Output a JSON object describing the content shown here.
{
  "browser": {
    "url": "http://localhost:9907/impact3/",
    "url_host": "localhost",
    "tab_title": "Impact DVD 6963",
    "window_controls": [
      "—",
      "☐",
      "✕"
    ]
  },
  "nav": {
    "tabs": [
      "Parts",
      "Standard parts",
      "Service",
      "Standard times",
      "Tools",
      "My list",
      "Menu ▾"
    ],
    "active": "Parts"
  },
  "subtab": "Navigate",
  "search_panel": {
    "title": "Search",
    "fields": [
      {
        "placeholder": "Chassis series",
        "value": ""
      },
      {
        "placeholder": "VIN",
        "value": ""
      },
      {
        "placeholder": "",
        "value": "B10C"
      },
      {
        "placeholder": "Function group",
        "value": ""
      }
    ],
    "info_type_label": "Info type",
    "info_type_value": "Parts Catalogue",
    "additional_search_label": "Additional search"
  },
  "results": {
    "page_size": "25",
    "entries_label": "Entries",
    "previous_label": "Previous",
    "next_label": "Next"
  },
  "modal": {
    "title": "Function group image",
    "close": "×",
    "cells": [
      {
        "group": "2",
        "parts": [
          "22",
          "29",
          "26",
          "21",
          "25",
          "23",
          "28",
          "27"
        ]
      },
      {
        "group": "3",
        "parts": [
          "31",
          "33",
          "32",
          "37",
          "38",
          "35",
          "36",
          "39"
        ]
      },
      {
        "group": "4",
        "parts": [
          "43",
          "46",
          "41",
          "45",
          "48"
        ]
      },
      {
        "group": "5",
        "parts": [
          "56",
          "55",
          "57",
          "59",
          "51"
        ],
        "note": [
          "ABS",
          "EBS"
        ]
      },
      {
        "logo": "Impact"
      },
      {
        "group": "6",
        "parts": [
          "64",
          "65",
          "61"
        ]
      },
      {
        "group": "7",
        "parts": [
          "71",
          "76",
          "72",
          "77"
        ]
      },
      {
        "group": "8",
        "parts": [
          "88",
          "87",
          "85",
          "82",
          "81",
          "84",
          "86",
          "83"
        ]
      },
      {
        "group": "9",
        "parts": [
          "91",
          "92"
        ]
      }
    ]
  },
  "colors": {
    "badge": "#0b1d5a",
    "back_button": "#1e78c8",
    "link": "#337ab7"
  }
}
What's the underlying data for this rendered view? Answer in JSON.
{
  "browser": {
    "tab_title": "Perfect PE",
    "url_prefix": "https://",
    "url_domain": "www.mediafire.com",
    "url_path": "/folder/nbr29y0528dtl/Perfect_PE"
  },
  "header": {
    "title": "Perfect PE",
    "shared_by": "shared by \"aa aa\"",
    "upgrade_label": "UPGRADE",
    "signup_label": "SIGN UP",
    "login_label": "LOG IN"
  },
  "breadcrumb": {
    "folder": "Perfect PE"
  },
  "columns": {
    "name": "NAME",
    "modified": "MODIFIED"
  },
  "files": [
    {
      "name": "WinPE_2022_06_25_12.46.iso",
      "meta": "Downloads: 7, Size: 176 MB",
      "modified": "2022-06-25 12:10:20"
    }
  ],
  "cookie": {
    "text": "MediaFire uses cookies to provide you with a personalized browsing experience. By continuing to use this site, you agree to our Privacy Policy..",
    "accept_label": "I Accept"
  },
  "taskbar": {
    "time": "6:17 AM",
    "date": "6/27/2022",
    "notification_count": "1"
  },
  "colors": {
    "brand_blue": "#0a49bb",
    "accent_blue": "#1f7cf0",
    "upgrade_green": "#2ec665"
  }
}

◆ ◆ ◆ ◆ ◆ ◆ ◆

• _What to produce_: Give all the entries again exactly; leave none out.

• _Exercise answer_:
Output a JSON object describing the content shown here.
{
  "browser": {
    "url": "http://localhost:9907/impact3/",
    "url_host": "localhost",
    "tab_title": "Impact DVD 6963",
    "window_controls": [
      "—",
      "☐",
      "✕"
    ]
  },
  "nav": {
    "tabs": [
      "Parts",
      "Standard parts",
      "Service",
      "Standard times",
      "Tools",
      "My list",
      "Menu ▾"
    ],
    "active": "Parts"
  },
  "subtab": "Navigate",
  "search_panel": {
    "title": "Search",
    "fields": [
      {
        "placeholder": "Chassis series",
        "value": ""
      },
      {
        "placeholder": "VIN",
        "value": ""
      },
      {
        "placeholder": "",
        "value": "B10C"
      },
      {
        "placeholder": "Function group",
        "value": ""
      }
    ],
    "info_type_label": "Info type",
    "info_type_value": "Parts Catalogue",
    "additional_search_label": "Additional search"
  },
  "results": {
    "page_size": "25",
    "entries_label": "Entries",
    "previous_label": "Previous",
    "next_label": "Next"
  },
  "modal": {
    "title": "Function group image",
    "close": "×",
    "cells": [
      {
        "group": "2",
        "parts": [
          "22",
          "29",
          "26",
          "21",
          "25",
          "23",
          "28",
          "27"
        ]
      },
      {
        "group": "3",
        "parts": [
          "31",
          "33",
          "32",
          "37",
          "38",
          "35",
          "36",
          "39"
        ]
      },
      {
        "group": "4",
        "parts": [
          "43",
          "46",
          "41",
          "45",
          "48"
        ]
      },
      {
        "group": "5",
        "parts": [
          "56",
          "55",
          "57",
          "59",
          "51"
        ],
        "note": [
          "ABS",
          "EBS"
        ]
      },
      {
        "logo": "Impact"
      },
      {
        "group": "6",
        "parts": [
          "64",
          "65",
          "61"
        ]
      },
      {
        "group": "7",
        "parts": [
          "71",
          "76",
          "72",
          "77"
        ]
      },
      {
        "group": "8",
        "parts": [
          "88",
          "87",
          "85",
          "82",
          "81",
          "84",
          "86",
          "83"
        ]
      },
      {
        "group": "9",
        "parts": [
          "91",
          "92"
        ]
      }
    ]
  },
  "colors": {
    "badge": "#0b1d5a",
    "back_button": "#1e78c8",
    "link": "#337ab7"
  }
}
What's the underlying data for this rendered view? Answer in JSON.
{
  "browser": {
    "tab_title": "Perfect PE",
    "url_prefix": "https://",
    "url_domain": "www.mediafire.com",
    "url_path": "/folder/nbr29y0528dtl/Perfect_PE"
  },
  "header": {
    "title": "Perfect PE",
    "shared_by": "shared by \"aa aa\"",
    "upgrade_label": "UPGRADE",
    "signup_label": "SIGN UP",
    "login_label": "LOG IN"
  },
  "breadcrumb": {
    "folder": "Perfect PE"
  },
  "columns": {
    "name": "NAME",
    "modified": "MODIFIED"
  },
  "files": [
    {
      "name": "WinPE_2022_06_25_12.46.iso",
      "meta": "Downloads: 7, Size: 176 MB",
      "modified": "2022-06-25 12:10:20"
    }
  ],
  "cookie": {
    "text": "MediaFire uses cookies to provide you with a personalized browsing experience. By continuing to use this site, you agree to our Privacy Policy..",
    "accept_label": "I Accept"
  },
  "taskbar": {
    "time": "6:17 AM",
    "date": "6/27/2022",
    "notification_count": "1"
  },
  "colors": {
    "brand_blue": "#0a49bb",
    "accent_blue": "#1f7cf0",
    "upgrade_green": "#2ec665"
  }
}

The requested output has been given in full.